[Figure dataset records]
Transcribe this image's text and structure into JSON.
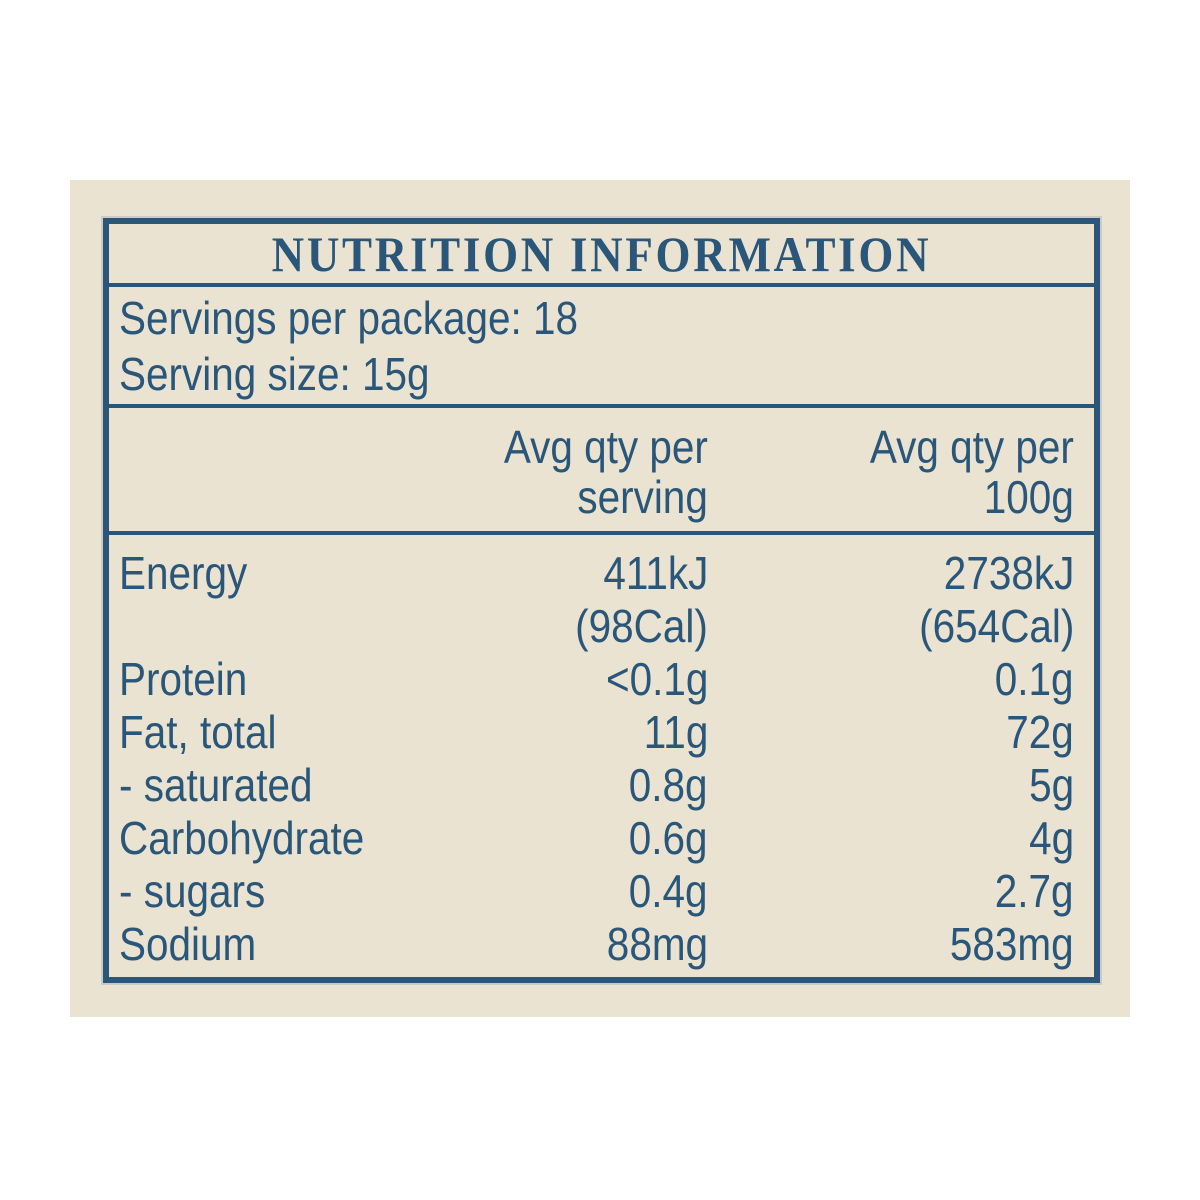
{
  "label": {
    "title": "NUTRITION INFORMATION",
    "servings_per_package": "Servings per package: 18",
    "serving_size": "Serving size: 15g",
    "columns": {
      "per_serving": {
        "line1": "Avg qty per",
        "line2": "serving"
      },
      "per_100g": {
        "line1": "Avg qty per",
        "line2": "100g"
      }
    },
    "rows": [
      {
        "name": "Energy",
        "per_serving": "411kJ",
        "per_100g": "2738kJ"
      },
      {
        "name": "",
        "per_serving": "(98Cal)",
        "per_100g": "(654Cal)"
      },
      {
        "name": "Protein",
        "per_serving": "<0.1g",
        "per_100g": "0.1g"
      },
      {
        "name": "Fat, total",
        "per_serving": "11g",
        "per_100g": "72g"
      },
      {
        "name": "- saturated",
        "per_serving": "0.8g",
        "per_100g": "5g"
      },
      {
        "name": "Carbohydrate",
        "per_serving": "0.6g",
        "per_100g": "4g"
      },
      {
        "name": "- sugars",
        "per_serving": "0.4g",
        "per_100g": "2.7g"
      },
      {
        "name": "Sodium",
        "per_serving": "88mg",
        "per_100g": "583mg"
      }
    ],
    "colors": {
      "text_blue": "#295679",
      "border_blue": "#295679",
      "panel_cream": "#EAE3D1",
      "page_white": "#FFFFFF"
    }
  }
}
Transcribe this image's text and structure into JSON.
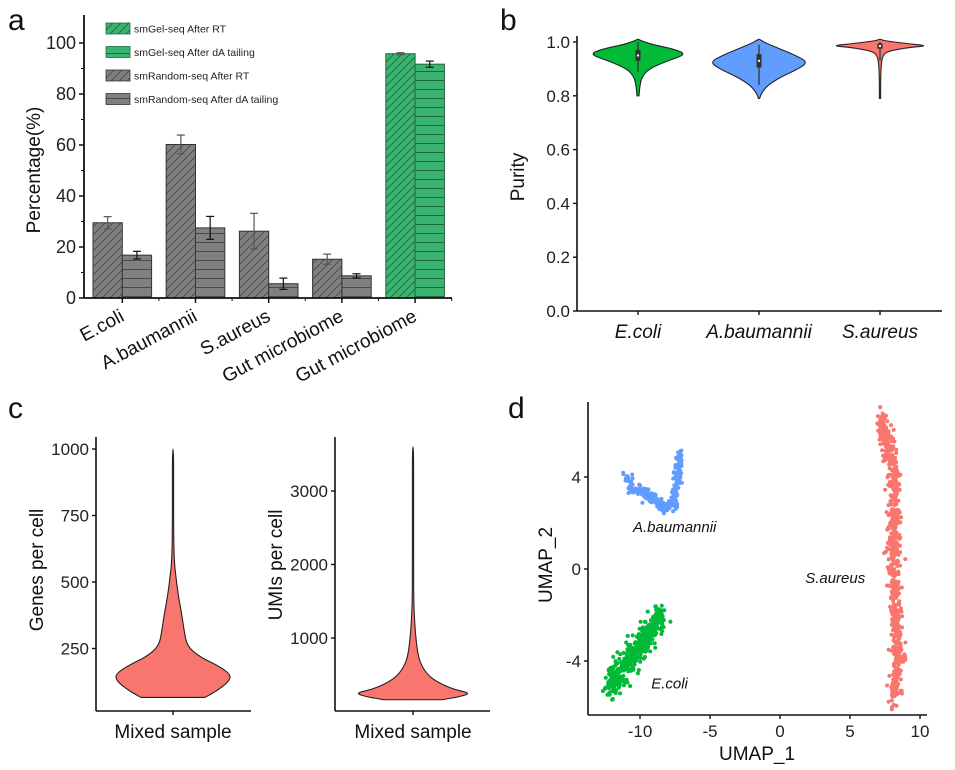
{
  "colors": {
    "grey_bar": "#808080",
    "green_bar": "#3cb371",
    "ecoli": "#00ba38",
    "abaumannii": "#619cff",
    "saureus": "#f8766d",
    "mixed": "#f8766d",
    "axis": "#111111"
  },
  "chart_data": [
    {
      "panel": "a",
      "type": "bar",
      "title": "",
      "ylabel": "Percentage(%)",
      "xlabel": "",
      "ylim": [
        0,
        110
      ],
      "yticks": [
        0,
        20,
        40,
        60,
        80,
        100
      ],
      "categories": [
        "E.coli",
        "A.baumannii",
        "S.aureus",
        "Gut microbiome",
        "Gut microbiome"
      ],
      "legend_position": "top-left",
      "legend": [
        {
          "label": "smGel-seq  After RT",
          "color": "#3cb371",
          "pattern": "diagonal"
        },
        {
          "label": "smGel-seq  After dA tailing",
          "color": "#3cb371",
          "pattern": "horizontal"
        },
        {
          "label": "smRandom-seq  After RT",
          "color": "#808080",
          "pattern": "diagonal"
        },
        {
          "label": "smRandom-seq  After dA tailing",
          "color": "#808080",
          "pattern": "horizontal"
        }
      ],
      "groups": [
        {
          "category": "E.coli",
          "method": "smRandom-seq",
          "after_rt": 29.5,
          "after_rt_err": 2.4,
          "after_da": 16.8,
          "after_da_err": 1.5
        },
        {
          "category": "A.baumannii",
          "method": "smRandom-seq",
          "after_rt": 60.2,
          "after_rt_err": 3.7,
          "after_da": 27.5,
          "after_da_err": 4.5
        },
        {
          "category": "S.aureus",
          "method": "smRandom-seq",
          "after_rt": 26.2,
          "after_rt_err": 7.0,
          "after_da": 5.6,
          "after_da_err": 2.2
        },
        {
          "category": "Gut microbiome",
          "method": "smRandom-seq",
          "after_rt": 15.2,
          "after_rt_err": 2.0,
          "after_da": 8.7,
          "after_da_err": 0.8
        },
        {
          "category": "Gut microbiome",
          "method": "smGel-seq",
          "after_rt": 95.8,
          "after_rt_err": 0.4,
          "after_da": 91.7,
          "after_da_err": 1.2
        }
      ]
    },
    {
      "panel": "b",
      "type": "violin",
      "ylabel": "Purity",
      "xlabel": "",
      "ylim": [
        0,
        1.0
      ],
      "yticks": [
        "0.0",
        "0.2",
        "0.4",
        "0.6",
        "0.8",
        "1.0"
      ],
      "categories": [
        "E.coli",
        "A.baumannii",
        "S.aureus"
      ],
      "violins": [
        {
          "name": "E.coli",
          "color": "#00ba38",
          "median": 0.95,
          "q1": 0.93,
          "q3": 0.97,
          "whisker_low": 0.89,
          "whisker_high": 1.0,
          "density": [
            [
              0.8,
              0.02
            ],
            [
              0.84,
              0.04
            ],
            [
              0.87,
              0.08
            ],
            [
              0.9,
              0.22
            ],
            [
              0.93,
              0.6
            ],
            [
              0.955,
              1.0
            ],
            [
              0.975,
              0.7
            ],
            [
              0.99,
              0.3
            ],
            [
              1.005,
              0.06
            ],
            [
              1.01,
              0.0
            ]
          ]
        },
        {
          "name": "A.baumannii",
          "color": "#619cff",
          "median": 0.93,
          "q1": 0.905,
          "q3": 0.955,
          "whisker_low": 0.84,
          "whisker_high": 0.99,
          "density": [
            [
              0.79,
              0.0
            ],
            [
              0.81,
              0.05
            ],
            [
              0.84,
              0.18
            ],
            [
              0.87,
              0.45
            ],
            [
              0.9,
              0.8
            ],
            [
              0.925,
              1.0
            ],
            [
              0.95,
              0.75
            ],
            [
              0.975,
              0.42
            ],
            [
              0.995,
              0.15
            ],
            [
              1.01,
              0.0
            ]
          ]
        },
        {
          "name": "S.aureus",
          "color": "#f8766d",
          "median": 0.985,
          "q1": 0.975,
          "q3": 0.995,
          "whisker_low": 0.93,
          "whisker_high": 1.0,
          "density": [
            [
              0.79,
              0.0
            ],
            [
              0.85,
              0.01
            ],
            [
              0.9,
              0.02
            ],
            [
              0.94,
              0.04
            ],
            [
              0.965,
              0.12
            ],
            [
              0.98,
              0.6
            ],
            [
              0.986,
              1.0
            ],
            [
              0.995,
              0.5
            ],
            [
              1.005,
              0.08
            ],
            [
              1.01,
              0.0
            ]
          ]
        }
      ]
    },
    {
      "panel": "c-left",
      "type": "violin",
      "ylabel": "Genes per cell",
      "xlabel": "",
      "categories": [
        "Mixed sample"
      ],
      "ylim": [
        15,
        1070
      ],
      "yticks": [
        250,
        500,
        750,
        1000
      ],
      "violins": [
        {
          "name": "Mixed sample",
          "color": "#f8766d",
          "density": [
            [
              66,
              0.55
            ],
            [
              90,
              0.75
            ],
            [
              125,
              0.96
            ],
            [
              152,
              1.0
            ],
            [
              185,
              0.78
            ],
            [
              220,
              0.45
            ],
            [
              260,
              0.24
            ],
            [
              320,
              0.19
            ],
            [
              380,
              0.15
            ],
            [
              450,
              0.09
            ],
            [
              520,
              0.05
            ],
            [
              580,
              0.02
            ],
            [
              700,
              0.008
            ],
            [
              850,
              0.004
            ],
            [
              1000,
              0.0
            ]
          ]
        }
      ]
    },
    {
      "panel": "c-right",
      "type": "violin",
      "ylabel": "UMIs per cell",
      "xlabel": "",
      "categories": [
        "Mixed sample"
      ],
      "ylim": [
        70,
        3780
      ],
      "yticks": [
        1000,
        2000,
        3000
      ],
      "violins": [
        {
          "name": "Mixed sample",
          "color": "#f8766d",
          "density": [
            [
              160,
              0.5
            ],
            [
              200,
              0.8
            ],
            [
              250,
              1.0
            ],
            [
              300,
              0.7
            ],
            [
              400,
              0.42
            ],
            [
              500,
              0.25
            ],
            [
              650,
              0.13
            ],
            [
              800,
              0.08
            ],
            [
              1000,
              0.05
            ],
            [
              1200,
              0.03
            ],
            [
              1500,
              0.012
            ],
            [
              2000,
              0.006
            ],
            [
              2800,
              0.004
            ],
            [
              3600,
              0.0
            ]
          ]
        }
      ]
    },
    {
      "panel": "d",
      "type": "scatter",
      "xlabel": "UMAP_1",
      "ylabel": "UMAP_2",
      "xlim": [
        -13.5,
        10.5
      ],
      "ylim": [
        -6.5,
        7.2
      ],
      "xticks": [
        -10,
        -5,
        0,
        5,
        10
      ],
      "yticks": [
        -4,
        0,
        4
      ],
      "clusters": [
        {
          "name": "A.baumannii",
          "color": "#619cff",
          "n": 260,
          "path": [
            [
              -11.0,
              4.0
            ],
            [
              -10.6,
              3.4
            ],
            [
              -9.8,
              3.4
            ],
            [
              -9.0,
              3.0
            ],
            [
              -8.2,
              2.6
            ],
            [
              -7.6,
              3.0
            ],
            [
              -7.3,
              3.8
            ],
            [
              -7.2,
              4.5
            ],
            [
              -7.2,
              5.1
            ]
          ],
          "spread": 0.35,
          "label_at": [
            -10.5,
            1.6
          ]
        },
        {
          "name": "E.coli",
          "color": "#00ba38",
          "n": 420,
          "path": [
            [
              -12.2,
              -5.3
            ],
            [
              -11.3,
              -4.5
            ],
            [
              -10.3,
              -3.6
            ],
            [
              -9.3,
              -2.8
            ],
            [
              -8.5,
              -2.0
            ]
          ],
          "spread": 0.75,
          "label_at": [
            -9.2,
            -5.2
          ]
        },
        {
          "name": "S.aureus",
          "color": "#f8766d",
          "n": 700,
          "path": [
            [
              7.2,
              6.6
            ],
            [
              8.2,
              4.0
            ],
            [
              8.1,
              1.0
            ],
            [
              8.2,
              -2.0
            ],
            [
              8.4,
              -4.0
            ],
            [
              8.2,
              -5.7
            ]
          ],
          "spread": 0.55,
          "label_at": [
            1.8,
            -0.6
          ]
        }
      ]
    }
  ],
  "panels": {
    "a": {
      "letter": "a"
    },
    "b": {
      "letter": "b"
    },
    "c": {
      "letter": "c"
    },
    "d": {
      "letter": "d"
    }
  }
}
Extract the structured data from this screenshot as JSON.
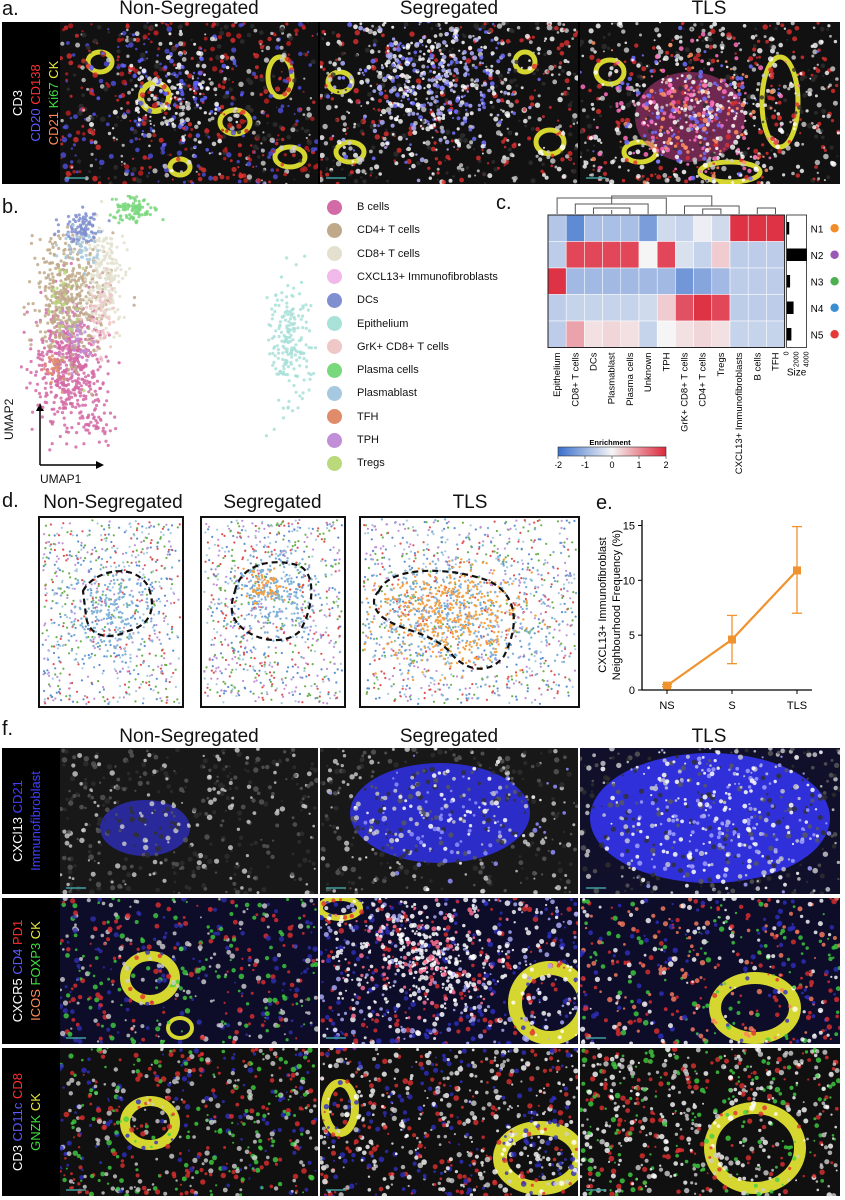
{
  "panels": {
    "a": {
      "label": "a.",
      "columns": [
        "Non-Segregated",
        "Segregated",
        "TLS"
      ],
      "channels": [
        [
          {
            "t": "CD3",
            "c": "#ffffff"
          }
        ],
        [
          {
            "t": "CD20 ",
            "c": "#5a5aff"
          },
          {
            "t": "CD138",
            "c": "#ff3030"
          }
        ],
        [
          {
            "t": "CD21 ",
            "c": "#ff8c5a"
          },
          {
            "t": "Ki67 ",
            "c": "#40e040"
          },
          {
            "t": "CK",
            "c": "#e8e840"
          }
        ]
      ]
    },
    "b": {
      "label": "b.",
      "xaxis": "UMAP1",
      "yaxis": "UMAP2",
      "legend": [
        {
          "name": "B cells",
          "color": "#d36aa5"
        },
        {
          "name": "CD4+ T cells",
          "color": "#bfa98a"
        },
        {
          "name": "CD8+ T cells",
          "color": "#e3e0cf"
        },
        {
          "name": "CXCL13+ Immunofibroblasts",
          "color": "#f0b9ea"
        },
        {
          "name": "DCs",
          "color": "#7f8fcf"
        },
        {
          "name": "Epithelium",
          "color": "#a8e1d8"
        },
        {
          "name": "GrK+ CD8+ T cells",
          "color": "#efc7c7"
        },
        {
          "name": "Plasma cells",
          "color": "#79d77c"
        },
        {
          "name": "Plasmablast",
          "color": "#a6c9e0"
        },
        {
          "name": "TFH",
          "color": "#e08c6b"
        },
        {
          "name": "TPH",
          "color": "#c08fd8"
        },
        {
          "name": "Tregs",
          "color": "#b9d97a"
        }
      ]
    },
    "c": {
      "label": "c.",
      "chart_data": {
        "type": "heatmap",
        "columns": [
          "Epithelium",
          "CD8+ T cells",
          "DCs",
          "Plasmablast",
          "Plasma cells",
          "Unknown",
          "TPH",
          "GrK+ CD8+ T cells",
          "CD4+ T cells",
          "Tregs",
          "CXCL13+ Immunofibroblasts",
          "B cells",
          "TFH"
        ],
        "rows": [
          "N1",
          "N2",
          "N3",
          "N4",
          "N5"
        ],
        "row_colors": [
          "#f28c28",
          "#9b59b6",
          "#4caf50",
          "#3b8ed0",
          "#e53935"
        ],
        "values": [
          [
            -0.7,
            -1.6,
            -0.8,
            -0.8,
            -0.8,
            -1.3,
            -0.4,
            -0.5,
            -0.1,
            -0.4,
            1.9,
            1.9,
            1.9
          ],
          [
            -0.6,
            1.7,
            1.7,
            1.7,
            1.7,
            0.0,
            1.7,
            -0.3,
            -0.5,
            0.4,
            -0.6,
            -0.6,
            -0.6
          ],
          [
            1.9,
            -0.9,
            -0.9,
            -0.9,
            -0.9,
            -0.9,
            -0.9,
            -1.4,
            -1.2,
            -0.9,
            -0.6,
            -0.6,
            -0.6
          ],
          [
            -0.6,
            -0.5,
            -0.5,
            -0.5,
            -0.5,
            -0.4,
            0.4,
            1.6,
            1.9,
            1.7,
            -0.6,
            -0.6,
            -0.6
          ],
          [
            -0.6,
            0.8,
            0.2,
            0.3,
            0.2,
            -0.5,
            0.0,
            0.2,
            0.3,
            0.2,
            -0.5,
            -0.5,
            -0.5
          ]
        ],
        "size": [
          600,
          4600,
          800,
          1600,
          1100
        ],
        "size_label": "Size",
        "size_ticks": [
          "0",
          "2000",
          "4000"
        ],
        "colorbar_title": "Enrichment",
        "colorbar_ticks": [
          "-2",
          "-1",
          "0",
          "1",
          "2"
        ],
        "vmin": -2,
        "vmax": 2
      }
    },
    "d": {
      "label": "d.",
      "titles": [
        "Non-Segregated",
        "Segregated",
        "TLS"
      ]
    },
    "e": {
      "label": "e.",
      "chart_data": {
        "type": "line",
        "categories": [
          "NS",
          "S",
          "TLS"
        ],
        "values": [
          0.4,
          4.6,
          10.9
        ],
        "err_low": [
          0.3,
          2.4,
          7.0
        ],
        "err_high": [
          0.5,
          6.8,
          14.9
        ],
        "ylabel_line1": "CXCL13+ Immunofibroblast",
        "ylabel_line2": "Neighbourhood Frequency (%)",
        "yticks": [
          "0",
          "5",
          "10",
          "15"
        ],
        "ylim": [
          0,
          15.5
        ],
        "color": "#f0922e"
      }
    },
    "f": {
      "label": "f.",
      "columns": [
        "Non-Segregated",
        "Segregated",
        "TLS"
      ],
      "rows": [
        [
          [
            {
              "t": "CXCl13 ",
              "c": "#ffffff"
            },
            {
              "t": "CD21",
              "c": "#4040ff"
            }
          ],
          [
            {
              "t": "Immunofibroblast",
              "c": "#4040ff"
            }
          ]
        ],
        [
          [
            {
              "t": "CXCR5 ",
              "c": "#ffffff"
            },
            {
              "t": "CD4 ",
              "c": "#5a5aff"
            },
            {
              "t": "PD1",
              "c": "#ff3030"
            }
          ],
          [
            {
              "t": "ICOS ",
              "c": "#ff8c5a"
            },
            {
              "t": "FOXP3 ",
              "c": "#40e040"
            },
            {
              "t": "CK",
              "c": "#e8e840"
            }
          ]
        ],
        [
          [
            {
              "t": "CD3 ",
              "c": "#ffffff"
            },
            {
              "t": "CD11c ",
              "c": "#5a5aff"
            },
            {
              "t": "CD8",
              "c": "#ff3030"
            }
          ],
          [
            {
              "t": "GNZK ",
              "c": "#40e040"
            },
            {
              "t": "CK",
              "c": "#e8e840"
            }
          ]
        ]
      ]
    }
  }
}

*REQUIRED ACTION*
In the entries above, tally the lines that hold the string "category" and give only the count.

*WRITTEN RESPONSE*
5